DATA EXTRACT>
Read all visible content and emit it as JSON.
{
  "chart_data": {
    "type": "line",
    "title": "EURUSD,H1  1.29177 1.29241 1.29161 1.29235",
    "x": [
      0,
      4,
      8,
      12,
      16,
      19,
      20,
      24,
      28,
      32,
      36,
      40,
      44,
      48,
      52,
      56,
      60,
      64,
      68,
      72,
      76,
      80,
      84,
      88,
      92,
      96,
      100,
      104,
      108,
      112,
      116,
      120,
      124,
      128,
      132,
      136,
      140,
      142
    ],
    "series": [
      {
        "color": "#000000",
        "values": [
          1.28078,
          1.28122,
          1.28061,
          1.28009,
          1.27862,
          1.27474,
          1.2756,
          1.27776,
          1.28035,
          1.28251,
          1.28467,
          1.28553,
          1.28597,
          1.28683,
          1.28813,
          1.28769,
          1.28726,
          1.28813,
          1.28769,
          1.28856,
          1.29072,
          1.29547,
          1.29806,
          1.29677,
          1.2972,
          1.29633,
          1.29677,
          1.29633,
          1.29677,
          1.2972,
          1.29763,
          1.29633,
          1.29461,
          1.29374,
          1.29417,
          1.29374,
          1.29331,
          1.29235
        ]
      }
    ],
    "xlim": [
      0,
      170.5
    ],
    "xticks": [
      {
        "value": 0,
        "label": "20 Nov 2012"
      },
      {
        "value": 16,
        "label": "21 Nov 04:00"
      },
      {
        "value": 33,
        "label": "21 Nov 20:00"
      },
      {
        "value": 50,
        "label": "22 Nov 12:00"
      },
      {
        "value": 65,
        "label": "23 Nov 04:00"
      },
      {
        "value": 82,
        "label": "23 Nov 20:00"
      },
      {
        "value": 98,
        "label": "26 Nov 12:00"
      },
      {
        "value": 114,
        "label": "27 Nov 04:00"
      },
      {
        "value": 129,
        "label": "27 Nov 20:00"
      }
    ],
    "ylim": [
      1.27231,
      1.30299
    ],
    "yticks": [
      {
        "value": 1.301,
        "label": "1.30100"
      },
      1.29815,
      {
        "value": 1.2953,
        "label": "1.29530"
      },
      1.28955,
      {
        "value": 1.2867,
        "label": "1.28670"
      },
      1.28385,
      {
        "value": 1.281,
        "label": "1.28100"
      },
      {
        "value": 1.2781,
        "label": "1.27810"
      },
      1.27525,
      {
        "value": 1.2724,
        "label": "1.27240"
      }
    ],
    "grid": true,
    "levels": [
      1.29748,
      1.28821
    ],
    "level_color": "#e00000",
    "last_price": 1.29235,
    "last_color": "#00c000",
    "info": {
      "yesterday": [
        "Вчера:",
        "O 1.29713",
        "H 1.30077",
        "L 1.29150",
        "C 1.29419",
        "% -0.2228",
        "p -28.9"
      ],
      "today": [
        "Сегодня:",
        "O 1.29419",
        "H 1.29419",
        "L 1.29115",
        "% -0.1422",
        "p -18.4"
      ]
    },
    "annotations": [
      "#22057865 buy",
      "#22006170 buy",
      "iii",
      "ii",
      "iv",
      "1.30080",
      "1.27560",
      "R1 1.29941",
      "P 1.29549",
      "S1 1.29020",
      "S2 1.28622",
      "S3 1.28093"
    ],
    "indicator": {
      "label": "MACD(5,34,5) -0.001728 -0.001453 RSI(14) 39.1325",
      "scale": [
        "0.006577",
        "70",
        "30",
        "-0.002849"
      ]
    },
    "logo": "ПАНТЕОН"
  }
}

EXERCISE TASK> Output the whole listing above again, word for word.

ANSWER TO THIS PROBLEM>
Read all visible content and emit it as JSON.
{
  "chart_data": {
    "type": "line",
    "title": "EURUSD,H1  1.29177 1.29241 1.29161 1.29235",
    "x": [
      0,
      4,
      8,
      12,
      16,
      19,
      20,
      24,
      28,
      32,
      36,
      40,
      44,
      48,
      52,
      56,
      60,
      64,
      68,
      72,
      76,
      80,
      84,
      88,
      92,
      96,
      100,
      104,
      108,
      112,
      116,
      120,
      124,
      128,
      132,
      136,
      140,
      142
    ],
    "series": [
      {
        "color": "#000000",
        "values": [
          1.28078,
          1.28122,
          1.28061,
          1.28009,
          1.27862,
          1.27474,
          1.2756,
          1.27776,
          1.28035,
          1.28251,
          1.28467,
          1.28553,
          1.28597,
          1.28683,
          1.28813,
          1.28769,
          1.28726,
          1.28813,
          1.28769,
          1.28856,
          1.29072,
          1.29547,
          1.29806,
          1.29677,
          1.2972,
          1.29633,
          1.29677,
          1.29633,
          1.29677,
          1.2972,
          1.29763,
          1.29633,
          1.29461,
          1.29374,
          1.29417,
          1.29374,
          1.29331,
          1.29235
        ]
      }
    ],
    "xlim": [
      0,
      170.5
    ],
    "xticks": [
      {
        "value": 0,
        "label": "20 Nov 2012"
      },
      {
        "value": 16,
        "label": "21 Nov 04:00"
      },
      {
        "value": 33,
        "label": "21 Nov 20:00"
      },
      {
        "value": 50,
        "label": "22 Nov 12:00"
      },
      {
        "value": 65,
        "label": "23 Nov 04:00"
      },
      {
        "value": 82,
        "label": "23 Nov 20:00"
      },
      {
        "value": 98,
        "label": "26 Nov 12:00"
      },
      {
        "value": 114,
        "label": "27 Nov 04:00"
      },
      {
        "value": 129,
        "label": "27 Nov 20:00"
      }
    ],
    "ylim": [
      1.27231,
      1.30299
    ],
    "yticks": [
      {
        "value": 1.301,
        "label": "1.30100"
      },
      1.29815,
      {
        "value": 1.2953,
        "label": "1.29530"
      },
      1.28955,
      {
        "value": 1.2867,
        "label": "1.28670"
      },
      1.28385,
      {
        "value": 1.281,
        "label": "1.28100"
      },
      {
        "value": 1.2781,
        "label": "1.27810"
      },
      1.27525,
      {
        "value": 1.2724,
        "label": "1.27240"
      }
    ],
    "grid": true,
    "levels": [
      1.29748,
      1.28821
    ],
    "level_color": "#e00000",
    "last_price": 1.29235,
    "last_color": "#00c000",
    "info": {
      "yesterday": [
        "Вчера:",
        "O 1.29713",
        "H 1.30077",
        "L 1.29150",
        "C 1.29419",
        "% -0.2228",
        "p -28.9"
      ],
      "today": [
        "Сегодня:",
        "O 1.29419",
        "H 1.29419",
        "L 1.29115",
        "% -0.1422",
        "p -18.4"
      ]
    },
    "annotations": [
      "#22057865 buy",
      "#22006170 buy",
      "iii",
      "ii",
      "iv",
      "1.30080",
      "1.27560",
      "R1 1.29941",
      "P 1.29549",
      "S1 1.29020",
      "S2 1.28622",
      "S3 1.28093"
    ],
    "indicator": {
      "label": "MACD(5,34,5) -0.001728 -0.001453 RSI(14) 39.1325",
      "scale": [
        "0.006577",
        "70",
        "30",
        "-0.002849"
      ]
    },
    "logo": "ПАНТЕОН"
  }
}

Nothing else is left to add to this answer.